▶ Task statement
Report only the number of lines that hold the word "users".

*** Input rows ***

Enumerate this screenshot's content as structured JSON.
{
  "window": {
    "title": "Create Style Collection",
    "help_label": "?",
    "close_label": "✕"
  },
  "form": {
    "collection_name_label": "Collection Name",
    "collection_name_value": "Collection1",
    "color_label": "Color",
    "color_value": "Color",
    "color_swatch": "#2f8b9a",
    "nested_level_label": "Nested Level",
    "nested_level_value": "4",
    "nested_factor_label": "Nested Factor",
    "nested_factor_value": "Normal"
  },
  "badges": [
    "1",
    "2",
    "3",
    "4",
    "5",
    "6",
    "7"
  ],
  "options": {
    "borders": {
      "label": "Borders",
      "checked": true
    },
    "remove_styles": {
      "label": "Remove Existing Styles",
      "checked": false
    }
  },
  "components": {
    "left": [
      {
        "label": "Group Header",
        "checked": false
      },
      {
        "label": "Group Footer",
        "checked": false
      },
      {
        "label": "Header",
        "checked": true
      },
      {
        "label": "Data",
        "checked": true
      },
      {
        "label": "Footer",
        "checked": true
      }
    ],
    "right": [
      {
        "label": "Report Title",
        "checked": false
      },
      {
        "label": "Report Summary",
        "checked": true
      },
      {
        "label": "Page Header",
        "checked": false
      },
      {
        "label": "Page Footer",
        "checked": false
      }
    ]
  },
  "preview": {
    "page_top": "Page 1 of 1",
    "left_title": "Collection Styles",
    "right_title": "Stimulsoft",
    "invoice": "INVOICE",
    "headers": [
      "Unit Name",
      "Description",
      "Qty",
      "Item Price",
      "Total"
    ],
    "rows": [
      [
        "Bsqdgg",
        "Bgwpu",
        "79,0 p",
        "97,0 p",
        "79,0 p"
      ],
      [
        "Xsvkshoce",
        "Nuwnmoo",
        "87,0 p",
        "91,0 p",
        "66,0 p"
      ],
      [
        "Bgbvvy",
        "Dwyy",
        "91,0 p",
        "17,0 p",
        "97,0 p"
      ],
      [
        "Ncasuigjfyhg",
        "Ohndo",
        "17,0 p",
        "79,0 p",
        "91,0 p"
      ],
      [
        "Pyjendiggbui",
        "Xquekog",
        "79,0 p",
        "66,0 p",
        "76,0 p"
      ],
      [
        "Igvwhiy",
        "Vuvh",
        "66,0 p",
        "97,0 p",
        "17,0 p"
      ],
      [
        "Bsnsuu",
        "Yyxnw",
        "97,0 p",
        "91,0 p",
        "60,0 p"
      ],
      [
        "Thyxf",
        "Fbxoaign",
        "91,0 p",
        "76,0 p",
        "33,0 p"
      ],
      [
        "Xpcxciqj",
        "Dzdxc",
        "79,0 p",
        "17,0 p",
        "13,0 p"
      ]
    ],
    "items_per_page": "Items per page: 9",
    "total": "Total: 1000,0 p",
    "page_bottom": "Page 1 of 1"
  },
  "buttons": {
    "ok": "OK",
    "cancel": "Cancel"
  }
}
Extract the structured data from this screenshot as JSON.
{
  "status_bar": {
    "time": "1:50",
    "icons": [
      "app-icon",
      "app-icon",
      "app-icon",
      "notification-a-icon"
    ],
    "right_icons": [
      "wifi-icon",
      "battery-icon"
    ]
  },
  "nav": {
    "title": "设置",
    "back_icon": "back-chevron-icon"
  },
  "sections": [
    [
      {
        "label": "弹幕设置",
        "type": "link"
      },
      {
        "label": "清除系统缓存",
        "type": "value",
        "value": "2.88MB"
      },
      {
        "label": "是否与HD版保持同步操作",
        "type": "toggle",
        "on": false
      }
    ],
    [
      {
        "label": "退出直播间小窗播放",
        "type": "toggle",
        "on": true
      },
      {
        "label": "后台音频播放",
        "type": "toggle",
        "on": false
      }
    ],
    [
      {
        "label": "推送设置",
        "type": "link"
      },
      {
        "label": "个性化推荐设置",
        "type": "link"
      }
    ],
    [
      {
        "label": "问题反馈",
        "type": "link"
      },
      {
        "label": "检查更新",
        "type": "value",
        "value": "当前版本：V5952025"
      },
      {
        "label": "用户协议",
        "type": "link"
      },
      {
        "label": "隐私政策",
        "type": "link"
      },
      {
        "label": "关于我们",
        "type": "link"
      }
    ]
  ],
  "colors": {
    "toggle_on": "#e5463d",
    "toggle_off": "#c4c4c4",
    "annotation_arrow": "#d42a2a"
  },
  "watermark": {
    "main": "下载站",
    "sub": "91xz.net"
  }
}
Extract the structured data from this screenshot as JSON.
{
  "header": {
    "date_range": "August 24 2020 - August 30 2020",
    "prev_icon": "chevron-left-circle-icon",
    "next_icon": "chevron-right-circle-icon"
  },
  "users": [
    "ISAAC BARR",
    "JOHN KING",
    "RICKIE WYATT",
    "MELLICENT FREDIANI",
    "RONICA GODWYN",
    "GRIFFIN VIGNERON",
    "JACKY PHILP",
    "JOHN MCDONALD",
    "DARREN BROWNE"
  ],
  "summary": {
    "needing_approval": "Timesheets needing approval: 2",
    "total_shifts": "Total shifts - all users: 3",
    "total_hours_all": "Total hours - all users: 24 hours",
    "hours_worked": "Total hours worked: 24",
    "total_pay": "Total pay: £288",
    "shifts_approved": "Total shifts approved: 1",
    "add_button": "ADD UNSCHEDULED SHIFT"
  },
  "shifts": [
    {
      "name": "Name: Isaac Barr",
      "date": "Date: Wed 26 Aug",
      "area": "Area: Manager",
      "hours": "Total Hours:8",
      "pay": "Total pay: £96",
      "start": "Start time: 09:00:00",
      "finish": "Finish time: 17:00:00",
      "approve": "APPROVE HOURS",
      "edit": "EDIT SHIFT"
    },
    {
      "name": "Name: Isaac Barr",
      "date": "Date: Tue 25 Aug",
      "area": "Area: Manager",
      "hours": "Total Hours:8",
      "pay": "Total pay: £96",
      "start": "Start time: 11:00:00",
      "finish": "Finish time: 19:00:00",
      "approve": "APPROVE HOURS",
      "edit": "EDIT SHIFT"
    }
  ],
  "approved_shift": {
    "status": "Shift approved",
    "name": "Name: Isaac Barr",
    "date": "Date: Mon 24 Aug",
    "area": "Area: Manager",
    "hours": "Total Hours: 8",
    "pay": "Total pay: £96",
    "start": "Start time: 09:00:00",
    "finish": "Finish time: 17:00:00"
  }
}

***

▶ Finished answer
3